• [THE INPUT]:
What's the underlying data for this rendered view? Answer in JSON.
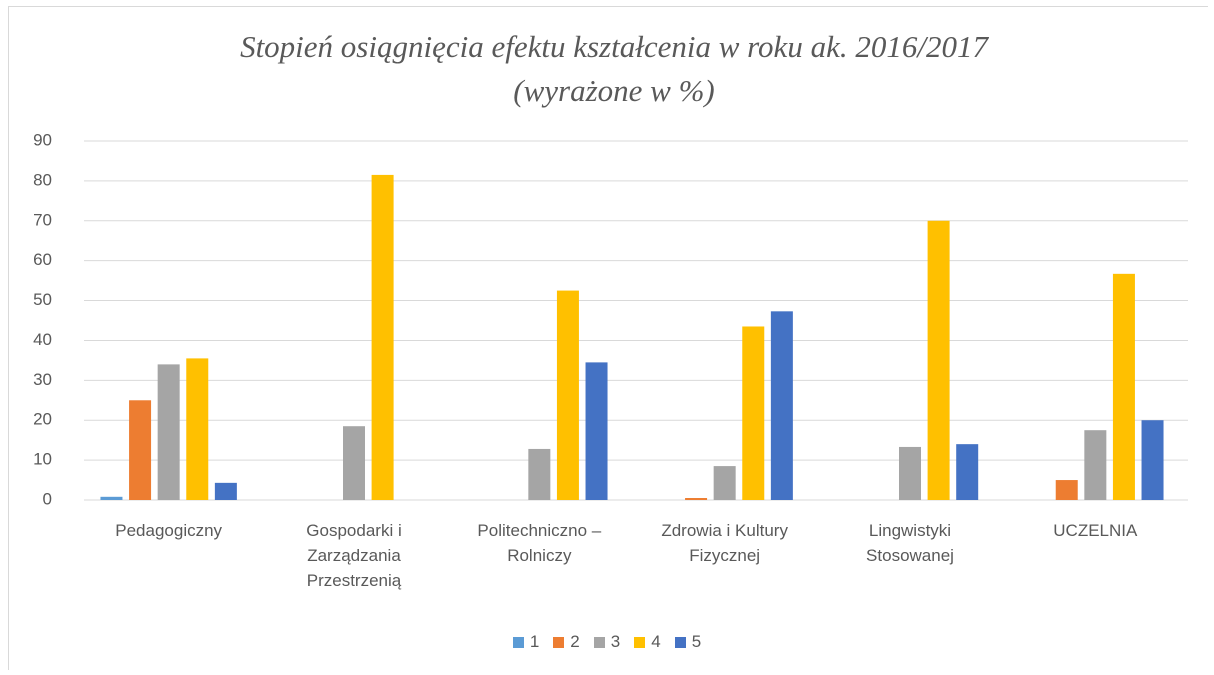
{
  "chart_data": {
    "type": "bar",
    "title": "Stopień osiągnięcia efektu kształcenia w roku ak. 2016/2017",
    "subtitle": "(wyrażone w %)",
    "categories": [
      "Pedagogiczny",
      "Gospodarki i Zarządzania Przestrzenią",
      "Politechniczno – Rolniczy",
      "Zdrowia i Kultury Fizycznej",
      "Lingwistyki Stosowanej",
      "UCZELNIA"
    ],
    "series": [
      {
        "name": "1",
        "color": "#5b9bd5",
        "values": [
          0.8,
          0,
          0,
          0,
          0,
          0
        ]
      },
      {
        "name": "2",
        "color": "#ed7d31",
        "values": [
          25,
          0,
          0,
          0.5,
          0,
          5
        ]
      },
      {
        "name": "3",
        "color": "#a5a5a5",
        "values": [
          34,
          18.5,
          12.8,
          8.5,
          13.3,
          17.5
        ]
      },
      {
        "name": "4",
        "color": "#ffc000",
        "values": [
          35.5,
          81.5,
          52.5,
          43.5,
          70,
          56.7
        ]
      },
      {
        "name": "5",
        "color": "#4472c4",
        "values": [
          4.3,
          0,
          34.5,
          47.3,
          14,
          20
        ]
      }
    ],
    "ylim": [
      0,
      90
    ],
    "yticks": [
      0,
      10,
      20,
      30,
      40,
      50,
      60,
      70,
      80,
      90
    ],
    "grid": true,
    "legend": "bottom"
  }
}
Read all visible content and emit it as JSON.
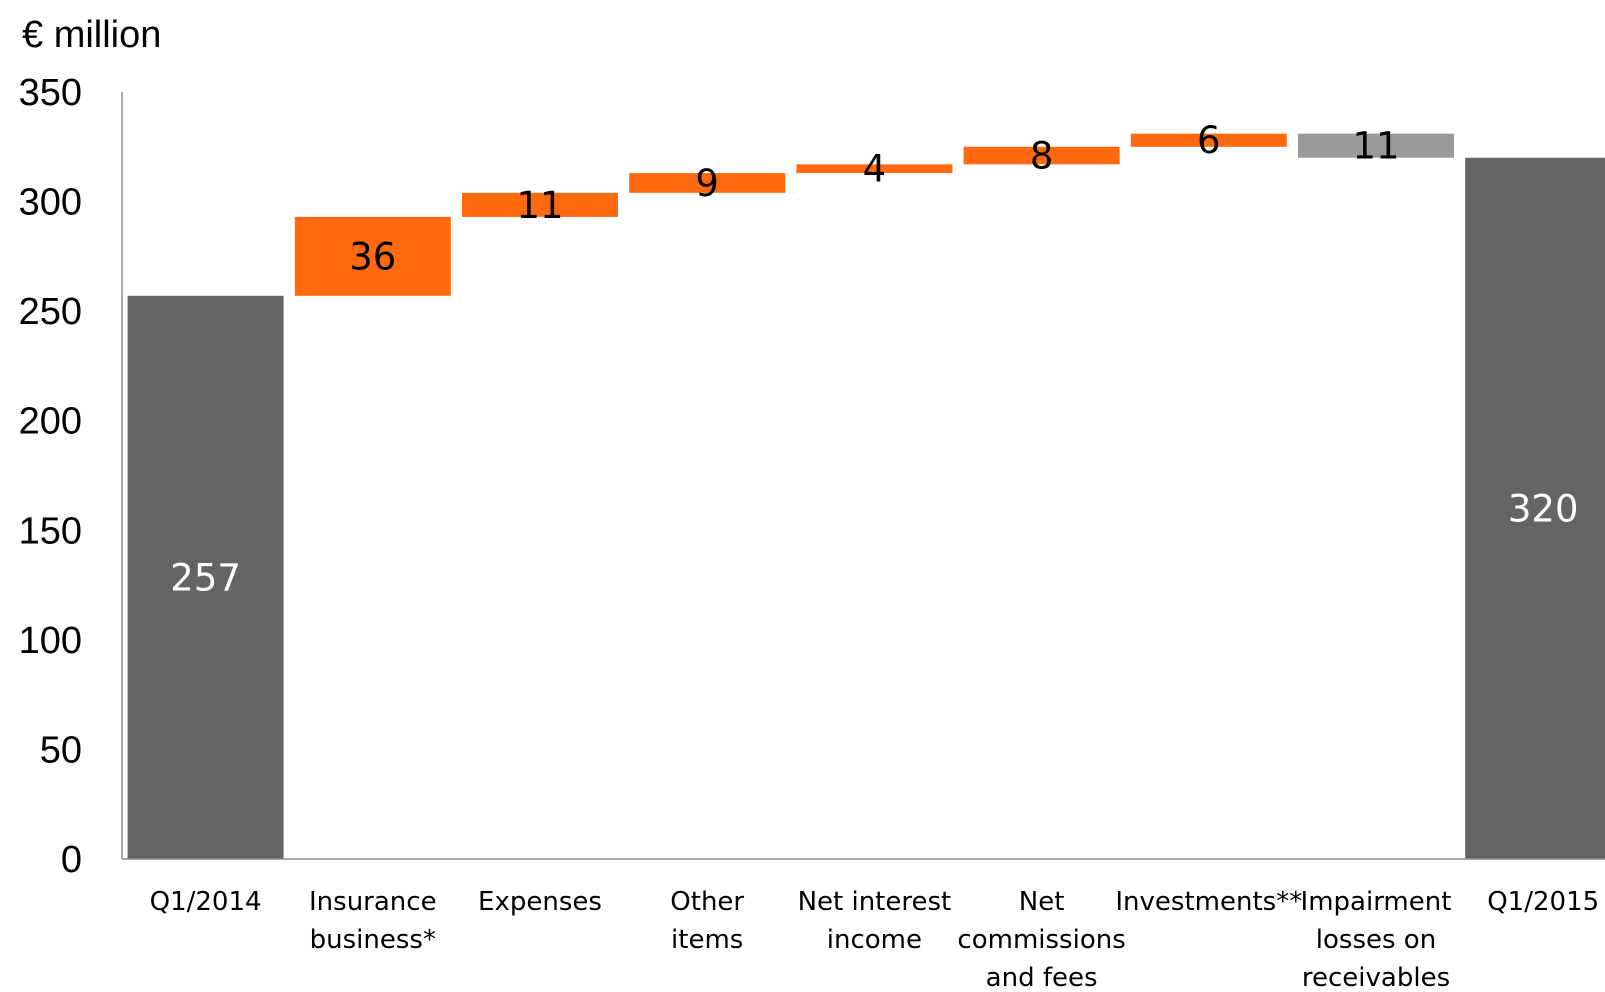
{
  "chart_data": {
    "type": "waterfall",
    "unit_label": "€ million",
    "ylim": [
      0,
      350
    ],
    "yticks": [
      0,
      50,
      100,
      150,
      200,
      250,
      300,
      350
    ],
    "grid": false,
    "legend": "none",
    "colors": {
      "total": "#646464",
      "increase": "#ff6a10",
      "decrease": "#9a9a9a"
    },
    "bars": [
      {
        "label": [
          "Q1/2014"
        ],
        "kind": "total",
        "value": 257,
        "display": "257"
      },
      {
        "label": [
          "Insurance",
          "business*"
        ],
        "kind": "increase",
        "value": 36,
        "display": "36"
      },
      {
        "label": [
          "Expenses"
        ],
        "kind": "increase",
        "value": 11,
        "display": "11"
      },
      {
        "label": [
          "Other",
          "items"
        ],
        "kind": "increase",
        "value": 9,
        "display": "9"
      },
      {
        "label": [
          "Net interest",
          "income"
        ],
        "kind": "increase",
        "value": 4,
        "display": "4"
      },
      {
        "label": [
          "Net",
          "commissions",
          "and fees"
        ],
        "kind": "increase",
        "value": 8,
        "display": "8"
      },
      {
        "label": [
          "Investments**"
        ],
        "kind": "increase",
        "value": 6,
        "display": "6"
      },
      {
        "label": [
          "Impairment",
          "losses on",
          "receivables"
        ],
        "kind": "decrease",
        "value": -11,
        "display": "11"
      },
      {
        "label": [
          "Q1/2015"
        ],
        "kind": "total",
        "value": 320,
        "display": "320"
      }
    ]
  }
}
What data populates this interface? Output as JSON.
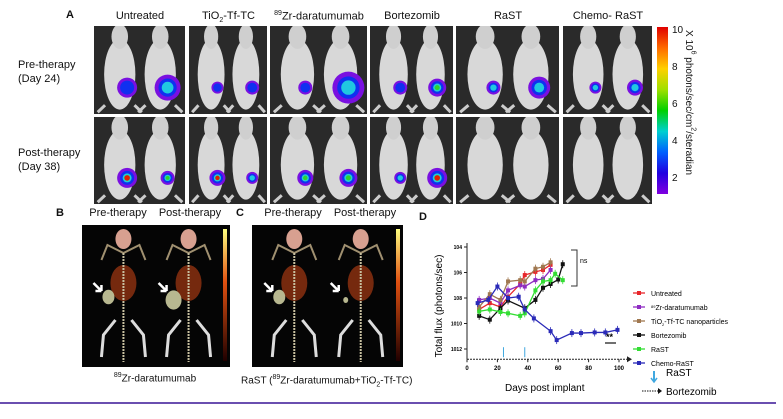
{
  "panel_a": {
    "label": "A",
    "columns": [
      "Untreated",
      "TiO2-Tf-TC",
      "89Zr-daratumumab",
      "Bortezomib",
      "RaST",
      "Chemo- RaST"
    ],
    "rows": [
      {
        "line1": "Pre-therapy",
        "line2": "(Day 24)"
      },
      {
        "line1": "Post-therapy",
        "line2": "(Day 38)"
      }
    ],
    "colorbar": {
      "ticks": [
        "10",
        "8",
        "6",
        "4",
        "2"
      ],
      "label": "X 10^6 photons/sec/cm²/steradian",
      "colors": [
        "#e00000",
        "#ffd000",
        "#00d000",
        "#00d0d0",
        "#2000e0",
        "#8000e0"
      ]
    }
  },
  "panel_b": {
    "label": "B",
    "titles": [
      "Pre-therapy",
      "Post-therapy"
    ],
    "caption": "89Zr-daratumumab"
  },
  "panel_c": {
    "label": "C",
    "titles": [
      "Pre-therapy",
      "Post-therapy"
    ],
    "caption": "RaST (89Zr-daratumumab+TiO2-Tf-TC)"
  },
  "panel_d": {
    "label": "D",
    "annotation_ns": "ns",
    "annotation_sig": "**",
    "markers_legend": [
      {
        "label": "RaST",
        "symbol": "blue-down-arrow"
      },
      {
        "label": "Bortezomib",
        "symbol": "dotted-right-arrow"
      }
    ]
  },
  "chart_data": {
    "type": "line",
    "title": "",
    "xlabel": "Days post implant",
    "ylabel": "Total flux (photons/sec)",
    "xlim": [
      0,
      100
    ],
    "xticks": [
      "0",
      "20",
      "40",
      "60",
      "80",
      "100"
    ],
    "ylim_log10": [
      3,
      12
    ],
    "yticks": [
      "10^4",
      "10^6",
      "10^8",
      "10^10",
      "10^12"
    ],
    "yscale": "log",
    "legend_position": "right",
    "treatment_days_rast": [
      24,
      38
    ],
    "series": [
      {
        "name": "Untreated",
        "color": "#e8262b",
        "x": [
          8,
          15,
          22,
          27,
          35,
          38,
          45,
          50,
          55
        ],
        "y_log10": [
          7.1,
          7.6,
          7.3,
          8.1,
          9.1,
          9.8,
          10.05,
          10.2,
          10.6
        ]
      },
      {
        "name": "89Zr-daratumumab",
        "color": "#8e2cc2",
        "x": [
          8,
          15,
          22,
          27,
          35,
          38,
          45,
          50,
          55
        ],
        "y_log10": [
          7.85,
          8.0,
          7.6,
          8.6,
          9.0,
          8.9,
          9.4,
          9.5,
          10.2
        ]
      },
      {
        "name": "TiO2-Tf-TC nanoparticles",
        "color": "#a07850",
        "x": [
          8,
          15,
          22,
          27,
          35,
          38,
          45,
          50,
          55
        ],
        "y_log10": [
          7.3,
          8.3,
          7.85,
          9.3,
          9.4,
          9.3,
          10.3,
          10.45,
          10.8
        ]
      },
      {
        "name": "Bortezomib",
        "color": "#111111",
        "x": [
          8,
          15,
          22,
          27,
          38,
          45,
          50,
          55,
          60,
          63
        ],
        "y_log10": [
          6.6,
          6.3,
          7.2,
          7.8,
          7.2,
          7.85,
          8.8,
          9.1,
          9.45,
          10.65
        ]
      },
      {
        "name": "RaST",
        "color": "#33dd33",
        "x": [
          8,
          15,
          22,
          27,
          35,
          38,
          45,
          50,
          55,
          58,
          63
        ],
        "y_log10": [
          6.95,
          7.1,
          6.9,
          6.8,
          6.6,
          6.8,
          8.6,
          9.3,
          9.4,
          9.9,
          9.4
        ]
      },
      {
        "name": "Chemo-RaST",
        "color": "#2a2ab8",
        "x": [
          7,
          14,
          20,
          27,
          34,
          38,
          44,
          55,
          59,
          69,
          75,
          84,
          91,
          99
        ],
        "y_log10": [
          7.6,
          7.85,
          8.9,
          8.0,
          8.1,
          7.1,
          6.4,
          5.4,
          4.7,
          5.25,
          5.25,
          5.3,
          5.3,
          5.5
        ]
      }
    ]
  }
}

• [WORK INSTRUCTIONS]:
Quote the preceding records in their entirety, excluding every picture.

• [SOLUTION TO THE PROBLEM]:
What's the underlying data for this rendered view? Answer in JSON.
{
  "chart_data": {
    "type": "bar",
    "title": "Stopień osiągnięcia efektu kształcenia w roku ak. 2016/2017",
    "subtitle": "(wyrażone w %)",
    "categories": [
      "Pedagogiczny",
      "Gospodarki i Zarządzania Przestrzenią",
      "Politechniczno – Rolniczy",
      "Zdrowia i Kultury Fizycznej",
      "Lingwistyki Stosowanej",
      "UCZELNIA"
    ],
    "series": [
      {
        "name": "1",
        "color": "#5b9bd5",
        "values": [
          0.8,
          0,
          0,
          0,
          0,
          0
        ]
      },
      {
        "name": "2",
        "color": "#ed7d31",
        "values": [
          25,
          0,
          0,
          0.5,
          0,
          5
        ]
      },
      {
        "name": "3",
        "color": "#a5a5a5",
        "values": [
          34,
          18.5,
          12.8,
          8.5,
          13.3,
          17.5
        ]
      },
      {
        "name": "4",
        "color": "#ffc000",
        "values": [
          35.5,
          81.5,
          52.5,
          43.5,
          70,
          56.7
        ]
      },
      {
        "name": "5",
        "color": "#4472c4",
        "values": [
          4.3,
          0,
          34.5,
          47.3,
          14,
          20
        ]
      }
    ],
    "ylim": [
      0,
      90
    ],
    "yticks": [
      0,
      10,
      20,
      30,
      40,
      50,
      60,
      70,
      80,
      90
    ],
    "grid": true,
    "legend": "bottom"
  }
}
Read all visible content and emit it as JSON.
{
  "chart_data": {
    "type": "waterfall",
    "unit_label": "€ million",
    "ylim": [
      0,
      350
    ],
    "yticks": [
      0,
      50,
      100,
      150,
      200,
      250,
      300,
      350
    ],
    "grid": false,
    "legend": "none",
    "colors": {
      "total": "#646464",
      "increase": "#ff6a10",
      "decrease": "#9a9a9a"
    },
    "bars": [
      {
        "label": [
          "Q1/2014"
        ],
        "kind": "total",
        "value": 257,
        "display": "257"
      },
      {
        "label": [
          "Insurance",
          "business*"
        ],
        "kind": "increase",
        "value": 36,
        "display": "36"
      },
      {
        "label": [
          "Expenses"
        ],
        "kind": "increase",
        "value": 11,
        "display": "11"
      },
      {
        "label": [
          "Other",
          "items"
        ],
        "kind": "increase",
        "value": 9,
        "display": "9"
      },
      {
        "label": [
          "Net interest",
          "income"
        ],
        "kind": "increase",
        "value": 4,
        "display": "4"
      },
      {
        "label": [
          "Net",
          "commissions",
          "and fees"
        ],
        "kind": "increase",
        "value": 8,
        "display": "8"
      },
      {
        "label": [
          "Investments**"
        ],
        "kind": "increase",
        "value": 6,
        "display": "6"
      },
      {
        "label": [
          "Impairment",
          "losses on",
          "receivables"
        ],
        "kind": "decrease",
        "value": -11,
        "display": "11"
      },
      {
        "label": [
          "Q1/2015"
        ],
        "kind": "total",
        "value": 320,
        "display": "320"
      }
    ]
  }
}
What data populates this interface? Output as JSON.
{
  "panel_a": {
    "label": "A",
    "columns": [
      "Untreated",
      "TiO2-Tf-TC",
      "89Zr-daratumumab",
      "Bortezomib",
      "RaST",
      "Chemo- RaST"
    ],
    "rows": [
      {
        "line1": "Pre-therapy",
        "line2": "(Day 24)"
      },
      {
        "line1": "Post-therapy",
        "line2": "(Day 38)"
      }
    ],
    "colorbar": {
      "ticks": [
        "10",
        "8",
        "6",
        "4",
        "2"
      ],
      "label": "X 10^6 photons/sec/cm²/steradian",
      "colors": [
        "#e00000",
        "#ffd000",
        "#00d000",
        "#00d0d0",
        "#2000e0",
        "#8000e0"
      ]
    }
  },
  "panel_b": {
    "label": "B",
    "titles": [
      "Pre-therapy",
      "Post-therapy"
    ],
    "caption": "89Zr-daratumumab"
  },
  "panel_c": {
    "label": "C",
    "titles": [
      "Pre-therapy",
      "Post-therapy"
    ],
    "caption": "RaST (89Zr-daratumumab+TiO2-Tf-TC)"
  },
  "panel_d": {
    "label": "D",
    "annotation_ns": "ns",
    "annotation_sig": "**",
    "markers_legend": [
      {
        "label": "RaST",
        "symbol": "blue-down-arrow"
      },
      {
        "label": "Bortezomib",
        "symbol": "dotted-right-arrow"
      }
    ]
  },
  "chart_data": {
    "type": "line",
    "title": "",
    "xlabel": "Days post implant",
    "ylabel": "Total flux (photons/sec)",
    "xlim": [
      0,
      100
    ],
    "xticks": [
      "0",
      "20",
      "40",
      "60",
      "80",
      "100"
    ],
    "ylim_log10": [
      3,
      12
    ],
    "yticks": [
      "10^4",
      "10^6",
      "10^8",
      "10^10",
      "10^12"
    ],
    "yscale": "log",
    "legend_position": "right",
    "treatment_days_rast": [
      24,
      38
    ],
    "series": [
      {
        "name": "Untreated",
        "color": "#e8262b",
        "x": [
          8,
          15,
          22,
          27,
          35,
          38,
          45,
          50,
          55
        ],
        "y_log10": [
          7.1,
          7.6,
          7.3,
          8.1,
          9.1,
          9.8,
          10.05,
          10.2,
          10.6
        ]
      },
      {
        "name": "89Zr-daratumumab",
        "color": "#8e2cc2",
        "x": [
          8,
          15,
          22,
          27,
          35,
          38,
          45,
          50,
          55
        ],
        "y_log10": [
          7.85,
          8.0,
          7.6,
          8.6,
          9.0,
          8.9,
          9.4,
          9.5,
          10.2
        ]
      },
      {
        "name": "TiO2-Tf-TC nanoparticles",
        "color": "#a07850",
        "x": [
          8,
          15,
          22,
          27,
          35,
          38,
          45,
          50,
          55
        ],
        "y_log10": [
          7.3,
          8.3,
          7.85,
          9.3,
          9.4,
          9.3,
          10.3,
          10.45,
          10.8
        ]
      },
      {
        "name": "Bortezomib",
        "color": "#111111",
        "x": [
          8,
          15,
          22,
          27,
          38,
          45,
          50,
          55,
          60,
          63
        ],
        "y_log10": [
          6.6,
          6.3,
          7.2,
          7.8,
          7.2,
          7.85,
          8.8,
          9.1,
          9.45,
          10.65
        ]
      },
      {
        "name": "RaST",
        "color": "#33dd33",
        "x": [
          8,
          15,
          22,
          27,
          35,
          38,
          45,
          50,
          55,
          58,
          63
        ],
        "y_log10": [
          6.95,
          7.1,
          6.9,
          6.8,
          6.6,
          6.8,
          8.6,
          9.3,
          9.4,
          9.9,
          9.4
        ]
      },
      {
        "name": "Chemo-RaST",
        "color": "#2a2ab8",
        "x": [
          7,
          14,
          20,
          27,
          34,
          38,
          44,
          55,
          59,
          69,
          75,
          84,
          91,
          99
        ],
        "y_log10": [
          7.6,
          7.85,
          8.9,
          8.0,
          8.1,
          7.1,
          6.4,
          5.4,
          4.7,
          5.25,
          5.25,
          5.3,
          5.3,
          5.5
        ]
      }
    ]
  }
}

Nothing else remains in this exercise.